**DIRECTIVE**
Copy out all lines of the records in which the word "page" appears.
* * *
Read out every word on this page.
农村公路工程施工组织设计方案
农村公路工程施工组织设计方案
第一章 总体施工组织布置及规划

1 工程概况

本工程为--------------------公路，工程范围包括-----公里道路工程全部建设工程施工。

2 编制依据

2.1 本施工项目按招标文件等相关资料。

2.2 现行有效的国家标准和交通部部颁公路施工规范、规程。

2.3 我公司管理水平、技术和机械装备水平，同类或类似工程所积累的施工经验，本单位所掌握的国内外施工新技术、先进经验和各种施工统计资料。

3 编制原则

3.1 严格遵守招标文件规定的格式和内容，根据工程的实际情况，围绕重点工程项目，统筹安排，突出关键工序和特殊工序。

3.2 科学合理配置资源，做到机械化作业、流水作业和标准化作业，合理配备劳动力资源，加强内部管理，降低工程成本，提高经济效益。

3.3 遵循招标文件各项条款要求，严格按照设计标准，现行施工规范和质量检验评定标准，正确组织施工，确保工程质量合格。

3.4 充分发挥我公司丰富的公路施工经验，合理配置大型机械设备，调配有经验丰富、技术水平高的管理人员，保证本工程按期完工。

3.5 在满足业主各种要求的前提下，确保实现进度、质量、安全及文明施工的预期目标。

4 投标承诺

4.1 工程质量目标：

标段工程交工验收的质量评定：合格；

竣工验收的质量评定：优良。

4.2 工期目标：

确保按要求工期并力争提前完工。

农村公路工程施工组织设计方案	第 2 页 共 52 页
* * *
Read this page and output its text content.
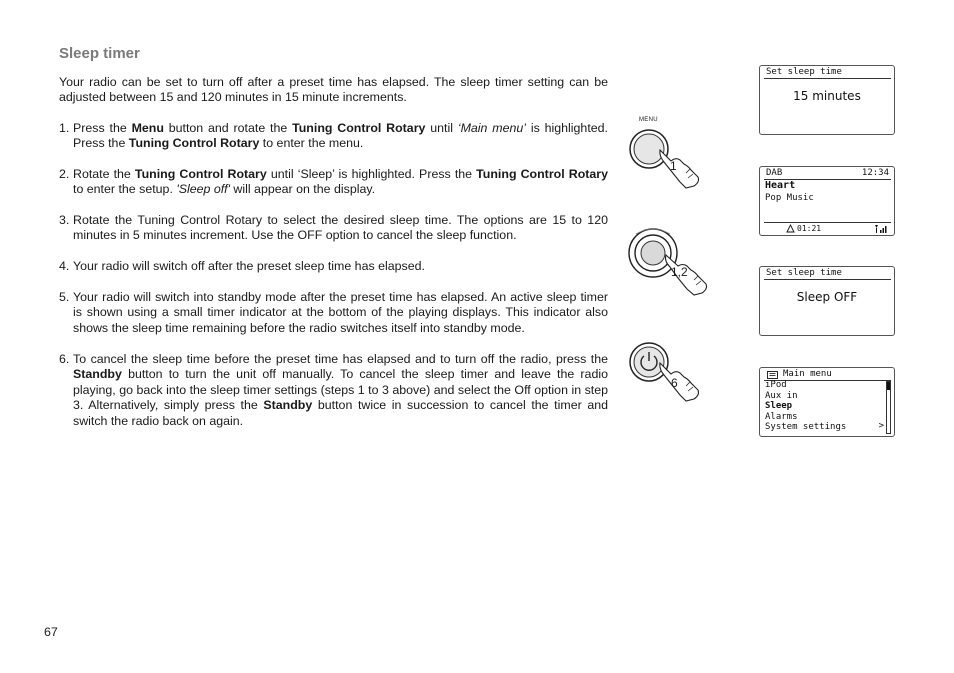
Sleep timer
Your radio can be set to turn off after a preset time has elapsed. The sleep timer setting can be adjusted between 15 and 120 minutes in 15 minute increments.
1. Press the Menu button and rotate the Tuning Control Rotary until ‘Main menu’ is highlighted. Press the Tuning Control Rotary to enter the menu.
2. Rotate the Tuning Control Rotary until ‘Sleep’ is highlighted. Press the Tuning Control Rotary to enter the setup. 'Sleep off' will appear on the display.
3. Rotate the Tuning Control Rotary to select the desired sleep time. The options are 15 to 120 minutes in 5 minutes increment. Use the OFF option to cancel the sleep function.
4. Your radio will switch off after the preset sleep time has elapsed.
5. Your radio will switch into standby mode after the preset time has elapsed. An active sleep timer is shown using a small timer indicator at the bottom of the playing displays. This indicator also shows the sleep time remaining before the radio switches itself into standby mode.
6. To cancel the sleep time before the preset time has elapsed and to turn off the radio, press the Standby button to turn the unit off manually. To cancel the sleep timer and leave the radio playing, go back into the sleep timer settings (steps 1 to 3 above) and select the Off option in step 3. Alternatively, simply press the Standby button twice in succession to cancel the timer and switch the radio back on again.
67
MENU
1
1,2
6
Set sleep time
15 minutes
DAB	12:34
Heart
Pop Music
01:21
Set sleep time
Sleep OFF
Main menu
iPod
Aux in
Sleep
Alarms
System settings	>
* * *
**ANSWER TO THE TASK**
Read out every word on this page.
Read this page and output its text content.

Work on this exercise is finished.